--- BEGIN Material for this exercise ---

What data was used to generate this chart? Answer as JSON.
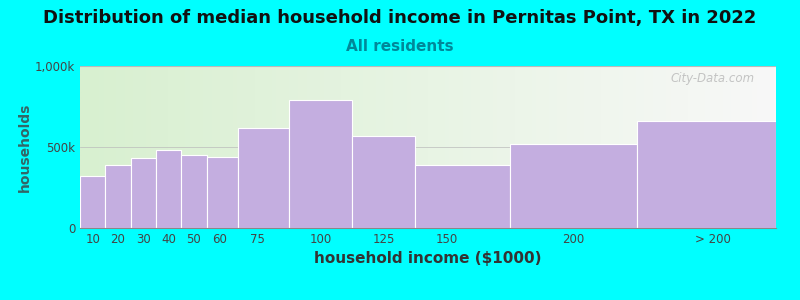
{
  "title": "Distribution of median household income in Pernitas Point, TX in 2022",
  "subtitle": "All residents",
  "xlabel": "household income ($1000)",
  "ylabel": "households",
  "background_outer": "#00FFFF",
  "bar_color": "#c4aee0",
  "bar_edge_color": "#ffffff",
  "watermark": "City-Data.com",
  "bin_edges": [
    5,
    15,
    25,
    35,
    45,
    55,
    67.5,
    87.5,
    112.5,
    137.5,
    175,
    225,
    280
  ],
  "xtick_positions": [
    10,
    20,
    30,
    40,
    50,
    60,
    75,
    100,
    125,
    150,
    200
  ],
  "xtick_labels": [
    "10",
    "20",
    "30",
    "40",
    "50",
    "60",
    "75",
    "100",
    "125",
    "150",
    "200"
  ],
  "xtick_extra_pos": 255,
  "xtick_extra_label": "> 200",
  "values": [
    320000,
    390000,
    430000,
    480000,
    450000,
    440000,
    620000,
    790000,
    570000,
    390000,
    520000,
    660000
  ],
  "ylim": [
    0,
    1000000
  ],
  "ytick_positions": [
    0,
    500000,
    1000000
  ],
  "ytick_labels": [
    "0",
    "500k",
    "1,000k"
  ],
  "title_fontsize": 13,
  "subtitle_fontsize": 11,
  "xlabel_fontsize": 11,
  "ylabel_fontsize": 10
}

--- END Material for this exercise ---

Each entry should be repeated exactly as it appears; the pictures stay out.

What data was used to generate this chart? Answer as JSON.
{
  "title": "Distribution of median household income in Pernitas Point, TX in 2022",
  "subtitle": "All residents",
  "xlabel": "household income ($1000)",
  "ylabel": "households",
  "background_outer": "#00FFFF",
  "bar_color": "#c4aee0",
  "bar_edge_color": "#ffffff",
  "watermark": "City-Data.com",
  "bin_edges": [
    5,
    15,
    25,
    35,
    45,
    55,
    67.5,
    87.5,
    112.5,
    137.5,
    175,
    225,
    280
  ],
  "xtick_positions": [
    10,
    20,
    30,
    40,
    50,
    60,
    75,
    100,
    125,
    150,
    200
  ],
  "xtick_labels": [
    "10",
    "20",
    "30",
    "40",
    "50",
    "60",
    "75",
    "100",
    "125",
    "150",
    "200"
  ],
  "xtick_extra_pos": 255,
  "xtick_extra_label": "> 200",
  "values": [
    320000,
    390000,
    430000,
    480000,
    450000,
    440000,
    620000,
    790000,
    570000,
    390000,
    520000,
    660000
  ],
  "ylim": [
    0,
    1000000
  ],
  "ytick_positions": [
    0,
    500000,
    1000000
  ],
  "ytick_labels": [
    "0",
    "500k",
    "1,000k"
  ],
  "title_fontsize": 13,
  "subtitle_fontsize": 11,
  "xlabel_fontsize": 11,
  "ylabel_fontsize": 10
}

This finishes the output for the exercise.